Copy out all of the data below with no alterations.

+++ RECORDS FOR THE TASK +++

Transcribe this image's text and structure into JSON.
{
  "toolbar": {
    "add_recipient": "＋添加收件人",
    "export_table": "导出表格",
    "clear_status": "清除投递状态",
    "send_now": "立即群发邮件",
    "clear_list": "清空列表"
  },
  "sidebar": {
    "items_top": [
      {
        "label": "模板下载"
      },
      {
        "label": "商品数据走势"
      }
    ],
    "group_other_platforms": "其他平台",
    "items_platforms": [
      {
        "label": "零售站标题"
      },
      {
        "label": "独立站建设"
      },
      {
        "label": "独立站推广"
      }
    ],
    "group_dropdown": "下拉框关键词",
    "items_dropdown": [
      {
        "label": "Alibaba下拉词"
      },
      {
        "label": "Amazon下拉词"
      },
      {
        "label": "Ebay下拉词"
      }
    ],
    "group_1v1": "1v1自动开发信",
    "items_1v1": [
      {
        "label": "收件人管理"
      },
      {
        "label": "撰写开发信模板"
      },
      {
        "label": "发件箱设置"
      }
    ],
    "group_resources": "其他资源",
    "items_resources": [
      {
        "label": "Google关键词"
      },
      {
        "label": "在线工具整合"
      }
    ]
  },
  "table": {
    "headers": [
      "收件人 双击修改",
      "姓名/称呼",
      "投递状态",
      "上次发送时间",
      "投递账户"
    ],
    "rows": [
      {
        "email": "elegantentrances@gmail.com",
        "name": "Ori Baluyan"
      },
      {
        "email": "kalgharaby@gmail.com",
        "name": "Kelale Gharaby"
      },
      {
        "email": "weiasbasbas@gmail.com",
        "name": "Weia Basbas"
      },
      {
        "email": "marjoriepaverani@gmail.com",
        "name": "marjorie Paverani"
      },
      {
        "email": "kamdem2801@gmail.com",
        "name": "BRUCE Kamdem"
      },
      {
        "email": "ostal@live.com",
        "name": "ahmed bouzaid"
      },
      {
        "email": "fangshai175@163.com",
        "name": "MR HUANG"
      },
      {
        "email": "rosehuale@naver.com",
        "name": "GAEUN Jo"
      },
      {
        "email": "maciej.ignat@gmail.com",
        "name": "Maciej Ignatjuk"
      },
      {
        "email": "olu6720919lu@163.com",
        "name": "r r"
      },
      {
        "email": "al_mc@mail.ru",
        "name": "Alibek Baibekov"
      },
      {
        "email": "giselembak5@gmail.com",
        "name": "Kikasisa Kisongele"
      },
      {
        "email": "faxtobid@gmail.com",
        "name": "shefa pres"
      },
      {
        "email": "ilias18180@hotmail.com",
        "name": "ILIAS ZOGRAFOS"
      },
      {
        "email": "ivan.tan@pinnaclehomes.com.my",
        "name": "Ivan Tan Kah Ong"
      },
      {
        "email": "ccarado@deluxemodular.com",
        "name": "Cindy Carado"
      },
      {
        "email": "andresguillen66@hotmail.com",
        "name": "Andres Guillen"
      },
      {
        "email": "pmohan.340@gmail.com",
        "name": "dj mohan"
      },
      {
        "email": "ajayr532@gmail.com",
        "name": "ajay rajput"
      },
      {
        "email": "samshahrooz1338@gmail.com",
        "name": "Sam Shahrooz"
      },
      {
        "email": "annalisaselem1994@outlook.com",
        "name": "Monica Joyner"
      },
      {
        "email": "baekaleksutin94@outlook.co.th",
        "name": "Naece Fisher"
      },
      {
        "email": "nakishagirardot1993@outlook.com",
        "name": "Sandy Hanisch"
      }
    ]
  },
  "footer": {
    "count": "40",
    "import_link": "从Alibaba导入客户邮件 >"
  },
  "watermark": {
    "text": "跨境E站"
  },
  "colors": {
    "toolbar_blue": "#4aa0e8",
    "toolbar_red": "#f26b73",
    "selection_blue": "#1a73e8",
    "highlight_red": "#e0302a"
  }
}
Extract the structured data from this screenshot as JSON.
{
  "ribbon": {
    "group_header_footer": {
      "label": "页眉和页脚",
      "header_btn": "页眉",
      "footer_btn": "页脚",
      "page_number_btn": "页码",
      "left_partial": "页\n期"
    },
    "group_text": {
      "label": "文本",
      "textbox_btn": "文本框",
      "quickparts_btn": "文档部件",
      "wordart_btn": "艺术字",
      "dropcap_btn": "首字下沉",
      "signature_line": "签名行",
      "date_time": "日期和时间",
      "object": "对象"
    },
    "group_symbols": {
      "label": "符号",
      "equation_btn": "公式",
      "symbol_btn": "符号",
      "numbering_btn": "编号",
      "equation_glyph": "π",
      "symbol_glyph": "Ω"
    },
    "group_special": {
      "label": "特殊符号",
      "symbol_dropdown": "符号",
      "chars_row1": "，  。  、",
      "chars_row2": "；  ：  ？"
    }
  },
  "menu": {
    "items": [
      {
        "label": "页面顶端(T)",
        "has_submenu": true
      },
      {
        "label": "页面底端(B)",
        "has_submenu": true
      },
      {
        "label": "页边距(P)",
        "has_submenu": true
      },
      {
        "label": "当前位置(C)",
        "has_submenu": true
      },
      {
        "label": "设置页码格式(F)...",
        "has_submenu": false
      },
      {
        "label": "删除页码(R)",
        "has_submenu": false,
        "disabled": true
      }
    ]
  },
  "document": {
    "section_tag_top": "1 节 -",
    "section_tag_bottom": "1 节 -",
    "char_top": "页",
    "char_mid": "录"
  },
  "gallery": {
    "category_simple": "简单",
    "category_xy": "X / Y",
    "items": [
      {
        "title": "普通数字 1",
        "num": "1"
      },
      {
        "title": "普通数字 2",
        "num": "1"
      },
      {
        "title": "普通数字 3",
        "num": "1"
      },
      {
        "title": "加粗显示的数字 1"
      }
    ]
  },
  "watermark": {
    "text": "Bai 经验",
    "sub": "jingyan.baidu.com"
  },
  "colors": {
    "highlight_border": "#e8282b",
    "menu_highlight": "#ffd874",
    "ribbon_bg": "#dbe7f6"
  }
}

+++

RESPONSE TO THE EXERCISE:
Transcribe this image's text and structure into JSON.
{
  "toolbar": {
    "add_recipient": "＋添加收件人",
    "export_table": "导出表格",
    "clear_status": "清除投递状态",
    "send_now": "立即群发邮件",
    "clear_list": "清空列表"
  },
  "sidebar": {
    "items_top": [
      {
        "label": "模板下载"
      },
      {
        "label": "商品数据走势"
      }
    ],
    "group_other_platforms": "其他平台",
    "items_platforms": [
      {
        "label": "零售站标题"
      },
      {
        "label": "独立站建设"
      },
      {
        "label": "独立站推广"
      }
    ],
    "group_dropdown": "下拉框关键词",
    "items_dropdown": [
      {
        "label": "Alibaba下拉词"
      },
      {
        "label": "Amazon下拉词"
      },
      {
        "label": "Ebay下拉词"
      }
    ],
    "group_1v1": "1v1自动开发信",
    "items_1v1": [
      {
        "label": "收件人管理"
      },
      {
        "label": "撰写开发信模板"
      },
      {
        "label": "发件箱设置"
      }
    ],
    "group_resources": "其他资源",
    "items_resources": [
      {
        "label": "Google关键词"
      },
      {
        "label": "在线工具整合"
      }
    ]
  },
  "table": {
    "headers": [
      "收件人 双击修改",
      "姓名/称呼",
      "投递状态",
      "上次发送时间",
      "投递账户"
    ],
    "rows": [
      {
        "email": "elegantentrances@gmail.com",
        "name": "Ori Baluyan"
      },
      {
        "email": "kalgharaby@gmail.com",
        "name": "Kelale Gharaby"
      },
      {
        "email": "weiasbasbas@gmail.com",
        "name": "Weia Basbas"
      },
      {
        "email": "marjoriepaverani@gmail.com",
        "name": "marjorie Paverani"
      },
      {
        "email": "kamdem2801@gmail.com",
        "name": "BRUCE Kamdem"
      },
      {
        "email": "ostal@live.com",
        "name": "ahmed bouzaid"
      },
      {
        "email": "fangshai175@163.com",
        "name": "MR HUANG"
      },
      {
        "email": "rosehuale@naver.com",
        "name": "GAEUN Jo"
      },
      {
        "email": "maciej.ignat@gmail.com",
        "name": "Maciej Ignatjuk"
      },
      {
        "email": "olu6720919lu@163.com",
        "name": "r r"
      },
      {
        "email": "al_mc@mail.ru",
        "name": "Alibek Baibekov"
      },
      {
        "email": "giselembak5@gmail.com",
        "name": "Kikasisa Kisongele"
      },
      {
        "email": "faxtobid@gmail.com",
        "name": "shefa pres"
      },
      {
        "email": "ilias18180@hotmail.com",
        "name": "ILIAS ZOGRAFOS"
      },
      {
        "email": "ivan.tan@pinnaclehomes.com.my",
        "name": "Ivan Tan Kah Ong"
      },
      {
        "email": "ccarado@deluxemodular.com",
        "name": "Cindy Carado"
      },
      {
        "email": "andresguillen66@hotmail.com",
        "name": "Andres Guillen"
      },
      {
        "email": "pmohan.340@gmail.com",
        "name": "dj mohan"
      },
      {
        "email": "ajayr532@gmail.com",
        "name": "ajay rajput"
      },
      {
        "email": "samshahrooz1338@gmail.com",
        "name": "Sam Shahrooz"
      },
      {
        "email": "annalisaselem1994@outlook.com",
        "name": "Monica Joyner"
      },
      {
        "email": "baekaleksutin94@outlook.co.th",
        "name": "Naece Fisher"
      },
      {
        "email": "nakishagirardot1993@outlook.com",
        "name": "Sandy Hanisch"
      }
    ]
  },
  "footer": {
    "count": "40",
    "import_link": "从Alibaba导入客户邮件 >"
  },
  "watermark": {
    "text": "跨境E站"
  },
  "colors": {
    "toolbar_blue": "#4aa0e8",
    "toolbar_red": "#f26b73",
    "selection_blue": "#1a73e8",
    "highlight_red": "#e0302a"
  }
}
Extract the structured data from this screenshot as JSON.
{
  "ribbon": {
    "group_header_footer": {
      "label": "页眉和页脚",
      "header_btn": "页眉",
      "footer_btn": "页脚",
      "page_number_btn": "页码",
      "left_partial": "页\n期"
    },
    "group_text": {
      "label": "文本",
      "textbox_btn": "文本框",
      "quickparts_btn": "文档部件",
      "wordart_btn": "艺术字",
      "dropcap_btn": "首字下沉",
      "signature_line": "签名行",
      "date_time": "日期和时间",
      "object": "对象"
    },
    "group_symbols": {
      "label": "符号",
      "equation_btn": "公式",
      "symbol_btn": "符号",
      "numbering_btn": "编号",
      "equation_glyph": "π",
      "symbol_glyph": "Ω"
    },
    "group_special": {
      "label": "特殊符号",
      "symbol_dropdown": "符号",
      "chars_row1": "，  。  、",
      "chars_row2": "；  ：  ？"
    }
  },
  "menu": {
    "items": [
      {
        "label": "页面顶端(T)",
        "has_submenu": true
      },
      {
        "label": "页面底端(B)",
        "has_submenu": true
      },
      {
        "label": "页边距(P)",
        "has_submenu": true
      },
      {
        "label": "当前位置(C)",
        "has_submenu": true
      },
      {
        "label": "设置页码格式(F)...",
        "has_submenu": false
      },
      {
        "label": "删除页码(R)",
        "has_submenu": false,
        "disabled": true
      }
    ]
  },
  "document": {
    "section_tag_top": "1 节 -",
    "section_tag_bottom": "1 节 -",
    "char_top": "页",
    "char_mid": "录"
  },
  "gallery": {
    "category_simple": "简单",
    "category_xy": "X / Y",
    "items": [
      {
        "title": "普通数字 1",
        "num": "1"
      },
      {
        "title": "普通数字 2",
        "num": "1"
      },
      {
        "title": "普通数字 3",
        "num": "1"
      },
      {
        "title": "加粗显示的数字 1"
      }
    ]
  },
  "watermark": {
    "text": "Bai 经验",
    "sub": "jingyan.baidu.com"
  },
  "colors": {
    "highlight_border": "#e8282b",
    "menu_highlight": "#ffd874",
    "ribbon_bg": "#dbe7f6"
  }
}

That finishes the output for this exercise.